[BEGIN DATA SHOWN]
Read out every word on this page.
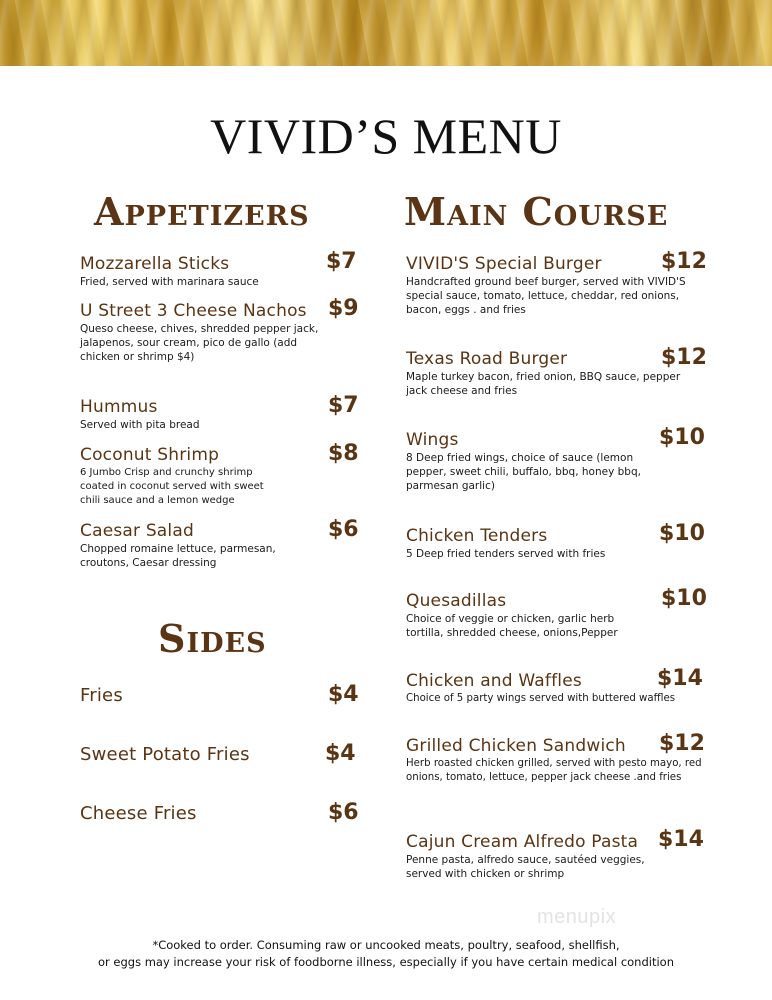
VIVID’S MENU
Appetizers
Mozzarella Sticks
Fried, served with marinara sauce
$7
U Street 3 Cheese Nachos
Queso cheese, chives, shredded pepper jack, jalapenos, sour cream, pico de gallo (add chicken or shrimp $4)
$9
Hummus
Served with pita bread
$7
Coconut Shrimp
6 Jumbo Crisp and crunchy shrimp coated in coconut served with sweet chili sauce and a lemon wedge
$8
Caesar Salad
Chopped romaine lettuce, parmesan, croutons, Caesar dressing
$6
Sides
Fries	$4
Sweet Potato Fries	$4
Cheese Fries	$6
Main Course
VIVID'S Special Burger
Handcrafted ground beef burger, served with VIVID'S special sauce, tomato, lettuce, cheddar, red onions, bacon, eggs . and fries
$12
Texas Road Burger
Maple turkey bacon, fried onion, BBQ sauce, pepper jack cheese and fries
$12
Wings
8 Deep fried wings, choice of sauce (lemon pepper, sweet chili, buffalo, bbq, honey bbq, parmesan garlic)
$10
Chicken Tenders
5 Deep fried tenders served with fries
$10
Quesadillas
Choice of veggie or chicken, garlic herb tortilla, shredded cheese, onions,Pepper
$10
Chicken and Waffles
Choice of 5 party wings served with buttered waffles
$14
Grilled Chicken Sandwich
Herb roasted chicken grilled, served with pesto mayo, red onions, tomato, lettuce, pepper jack cheese .and fries
$12
Cajun Cream Alfredo Pasta
Penne pasta, alfredo sauce, sautéed veggies, served with chicken or shrimp
$14
menupix
*Cooked to order. Consuming raw or uncooked meats, poultry, seafood, shellfish,
or eggs may increase your risk of foodborne illness, especially if you have certain medical condition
[END DATA SHOWN]
YOUR TASK: Without the pictures, write out all of the material exactly.

SOLUTION FOR THIS TASK:
Read out every word on this page.
VIVID’S MENU
Appetizers
Mozzarella Sticks
Fried, served with marinara sauce
$7
U Street 3 Cheese Nachos
Queso cheese, chives, shredded pepper jack, jalapenos, sour cream, pico de gallo (add chicken or shrimp $4)
$9
Hummus
Served with pita bread
$7
Coconut Shrimp
6 Jumbo Crisp and crunchy shrimp coated in coconut served with sweet chili sauce and a lemon wedge
$8
Caesar Salad
Chopped romaine lettuce, parmesan, croutons, Caesar dressing
$6
Sides
Fries	$4
Sweet Potato Fries	$4
Cheese Fries	$6
Main Course
VIVID'S Special Burger
Handcrafted ground beef burger, served with VIVID'S special sauce, tomato, lettuce, cheddar, red onions, bacon, eggs . and fries
$12
Texas Road Burger
Maple turkey bacon, fried onion, BBQ sauce, pepper jack cheese and fries
$12
Wings
8 Deep fried wings, choice of sauce (lemon pepper, sweet chili, buffalo, bbq, honey bbq, parmesan garlic)
$10
Chicken Tenders
5 Deep fried tenders served with fries
$10
Quesadillas
Choice of veggie or chicken, garlic herb tortilla, shredded cheese, onions,Pepper
$10
Chicken and Waffles
Choice of 5 party wings served with buttered waffles
$14
Grilled Chicken Sandwich
Herb roasted chicken grilled, served with pesto mayo, red onions, tomato, lettuce, pepper jack cheese .and fries
$12
Cajun Cream Alfredo Pasta
Penne pasta, alfredo sauce, sautéed veggies, served with chicken or shrimp
$14
menupix
*Cooked to order. Consuming raw or uncooked meats, poultry, seafood, shellfish,
or eggs may increase your risk of foodborne illness, especially if you have certain medical condition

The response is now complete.